» Aim
Repeat the whole listing exactly.

» Data entries
* Begin *
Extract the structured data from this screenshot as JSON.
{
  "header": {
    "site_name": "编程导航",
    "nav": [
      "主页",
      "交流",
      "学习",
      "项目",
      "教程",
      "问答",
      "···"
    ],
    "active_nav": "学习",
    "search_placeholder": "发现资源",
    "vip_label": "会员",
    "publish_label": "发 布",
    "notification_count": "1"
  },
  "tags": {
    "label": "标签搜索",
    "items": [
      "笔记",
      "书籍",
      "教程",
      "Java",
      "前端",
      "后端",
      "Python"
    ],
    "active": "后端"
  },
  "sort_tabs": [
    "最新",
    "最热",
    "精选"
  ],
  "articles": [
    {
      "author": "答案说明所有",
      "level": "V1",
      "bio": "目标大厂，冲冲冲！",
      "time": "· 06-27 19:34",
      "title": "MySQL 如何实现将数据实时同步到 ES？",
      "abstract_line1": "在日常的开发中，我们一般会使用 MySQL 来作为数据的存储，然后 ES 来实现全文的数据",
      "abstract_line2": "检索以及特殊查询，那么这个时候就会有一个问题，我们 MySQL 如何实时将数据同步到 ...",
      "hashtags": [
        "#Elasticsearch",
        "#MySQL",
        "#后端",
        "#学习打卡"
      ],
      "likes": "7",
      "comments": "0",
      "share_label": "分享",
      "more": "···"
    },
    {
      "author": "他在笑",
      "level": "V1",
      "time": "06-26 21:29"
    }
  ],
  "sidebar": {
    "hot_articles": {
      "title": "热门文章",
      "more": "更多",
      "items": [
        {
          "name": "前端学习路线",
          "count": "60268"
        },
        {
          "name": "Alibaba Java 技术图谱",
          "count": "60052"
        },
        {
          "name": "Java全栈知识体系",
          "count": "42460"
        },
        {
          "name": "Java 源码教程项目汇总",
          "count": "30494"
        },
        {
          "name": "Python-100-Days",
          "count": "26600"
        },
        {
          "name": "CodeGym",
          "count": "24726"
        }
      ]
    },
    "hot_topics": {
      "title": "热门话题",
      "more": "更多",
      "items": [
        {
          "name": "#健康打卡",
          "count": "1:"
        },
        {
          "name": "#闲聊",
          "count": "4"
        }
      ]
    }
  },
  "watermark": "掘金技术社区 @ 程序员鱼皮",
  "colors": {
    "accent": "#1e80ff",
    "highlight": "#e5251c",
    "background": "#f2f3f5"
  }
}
* End *
» Solution to this exercise
Extract the structured data from this screenshot as JSON.
{
  "header": {
    "site_name": "编程导航",
    "nav": [
      "主页",
      "交流",
      "学习",
      "项目",
      "教程",
      "问答",
      "···"
    ],
    "active_nav": "学习",
    "search_placeholder": "发现资源",
    "vip_label": "会员",
    "publish_label": "发 布",
    "notification_count": "1"
  },
  "tags": {
    "label": "标签搜索",
    "items": [
      "笔记",
      "书籍",
      "教程",
      "Java",
      "前端",
      "后端",
      "Python"
    ],
    "active": "后端"
  },
  "sort_tabs": [
    "最新",
    "最热",
    "精选"
  ],
  "articles": [
    {
      "author": "答案说明所有",
      "level": "V1",
      "bio": "目标大厂，冲冲冲！",
      "time": "· 06-27 19:34",
      "title": "MySQL 如何实现将数据实时同步到 ES？",
      "abstract_line1": "在日常的开发中，我们一般会使用 MySQL 来作为数据的存储，然后 ES 来实现全文的数据",
      "abstract_line2": "检索以及特殊查询，那么这个时候就会有一个问题，我们 MySQL 如何实时将数据同步到 ...",
      "hashtags": [
        "#Elasticsearch",
        "#MySQL",
        "#后端",
        "#学习打卡"
      ],
      "likes": "7",
      "comments": "0",
      "share_label": "分享",
      "more": "···"
    },
    {
      "author": "他在笑",
      "level": "V1",
      "time": "06-26 21:29"
    }
  ],
  "sidebar": {
    "hot_articles": {
      "title": "热门文章",
      "more": "更多",
      "items": [
        {
          "name": "前端学习路线",
          "count": "60268"
        },
        {
          "name": "Alibaba Java 技术图谱",
          "count": "60052"
        },
        {
          "name": "Java全栈知识体系",
          "count": "42460"
        },
        {
          "name": "Java 源码教程项目汇总",
          "count": "30494"
        },
        {
          "name": "Python-100-Days",
          "count": "26600"
        },
        {
          "name": "CodeGym",
          "count": "24726"
        }
      ]
    },
    "hot_topics": {
      "title": "热门话题",
      "more": "更多",
      "items": [
        {
          "name": "#健康打卡",
          "count": "1:"
        },
        {
          "name": "#闲聊",
          "count": "4"
        }
      ]
    }
  },
  "watermark": "掘金技术社区 @ 程序员鱼皮",
  "colors": {
    "accent": "#1e80ff",
    "highlight": "#e5251c",
    "background": "#f2f3f5"
  }
}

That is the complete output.